BEGIN DATA PROVIDED

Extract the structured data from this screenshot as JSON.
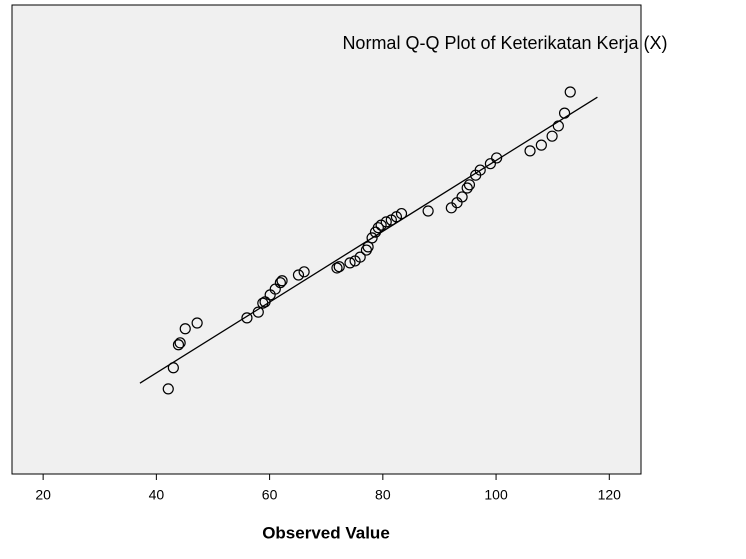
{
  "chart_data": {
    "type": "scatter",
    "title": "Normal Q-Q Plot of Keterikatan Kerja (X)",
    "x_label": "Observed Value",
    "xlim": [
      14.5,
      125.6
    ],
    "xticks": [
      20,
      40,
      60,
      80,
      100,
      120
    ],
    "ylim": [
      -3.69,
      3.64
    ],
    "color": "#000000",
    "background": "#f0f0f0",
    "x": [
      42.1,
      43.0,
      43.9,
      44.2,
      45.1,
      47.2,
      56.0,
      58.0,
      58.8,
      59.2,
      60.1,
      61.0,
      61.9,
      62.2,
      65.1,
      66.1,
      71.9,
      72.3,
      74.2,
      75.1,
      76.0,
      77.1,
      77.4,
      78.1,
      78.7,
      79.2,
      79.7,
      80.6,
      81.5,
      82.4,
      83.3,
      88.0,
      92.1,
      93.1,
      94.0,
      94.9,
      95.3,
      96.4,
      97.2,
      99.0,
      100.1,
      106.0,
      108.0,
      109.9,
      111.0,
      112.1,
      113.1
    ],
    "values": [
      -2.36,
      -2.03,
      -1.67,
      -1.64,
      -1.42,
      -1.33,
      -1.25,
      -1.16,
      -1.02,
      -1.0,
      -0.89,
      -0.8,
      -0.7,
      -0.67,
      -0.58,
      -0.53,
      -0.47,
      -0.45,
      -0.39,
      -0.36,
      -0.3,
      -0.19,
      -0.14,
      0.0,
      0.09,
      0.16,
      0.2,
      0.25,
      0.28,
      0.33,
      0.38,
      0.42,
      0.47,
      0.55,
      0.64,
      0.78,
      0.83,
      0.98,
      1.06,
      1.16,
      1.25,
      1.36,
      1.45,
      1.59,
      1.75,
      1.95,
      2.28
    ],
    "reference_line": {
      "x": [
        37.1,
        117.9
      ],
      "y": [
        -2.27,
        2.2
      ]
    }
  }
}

END DATA PROVIDED

Omit the pictures and give the material again, exactly and in full.

FINISHED TASK:
Extract the structured data from this screenshot as JSON.
{
  "chart_data": {
    "type": "scatter",
    "title": "Normal Q-Q Plot of Keterikatan Kerja (X)",
    "x_label": "Observed Value",
    "xlim": [
      14.5,
      125.6
    ],
    "xticks": [
      20,
      40,
      60,
      80,
      100,
      120
    ],
    "ylim": [
      -3.69,
      3.64
    ],
    "color": "#000000",
    "background": "#f0f0f0",
    "x": [
      42.1,
      43.0,
      43.9,
      44.2,
      45.1,
      47.2,
      56.0,
      58.0,
      58.8,
      59.2,
      60.1,
      61.0,
      61.9,
      62.2,
      65.1,
      66.1,
      71.9,
      72.3,
      74.2,
      75.1,
      76.0,
      77.1,
      77.4,
      78.1,
      78.7,
      79.2,
      79.7,
      80.6,
      81.5,
      82.4,
      83.3,
      88.0,
      92.1,
      93.1,
      94.0,
      94.9,
      95.3,
      96.4,
      97.2,
      99.0,
      100.1,
      106.0,
      108.0,
      109.9,
      111.0,
      112.1,
      113.1
    ],
    "values": [
      -2.36,
      -2.03,
      -1.67,
      -1.64,
      -1.42,
      -1.33,
      -1.25,
      -1.16,
      -1.02,
      -1.0,
      -0.89,
      -0.8,
      -0.7,
      -0.67,
      -0.58,
      -0.53,
      -0.47,
      -0.45,
      -0.39,
      -0.36,
      -0.3,
      -0.19,
      -0.14,
      0.0,
      0.09,
      0.16,
      0.2,
      0.25,
      0.28,
      0.33,
      0.38,
      0.42,
      0.47,
      0.55,
      0.64,
      0.78,
      0.83,
      0.98,
      1.06,
      1.16,
      1.25,
      1.36,
      1.45,
      1.59,
      1.75,
      1.95,
      2.28
    ],
    "reference_line": {
      "x": [
        37.1,
        117.9
      ],
      "y": [
        -2.27,
        2.2
      ]
    }
  }
}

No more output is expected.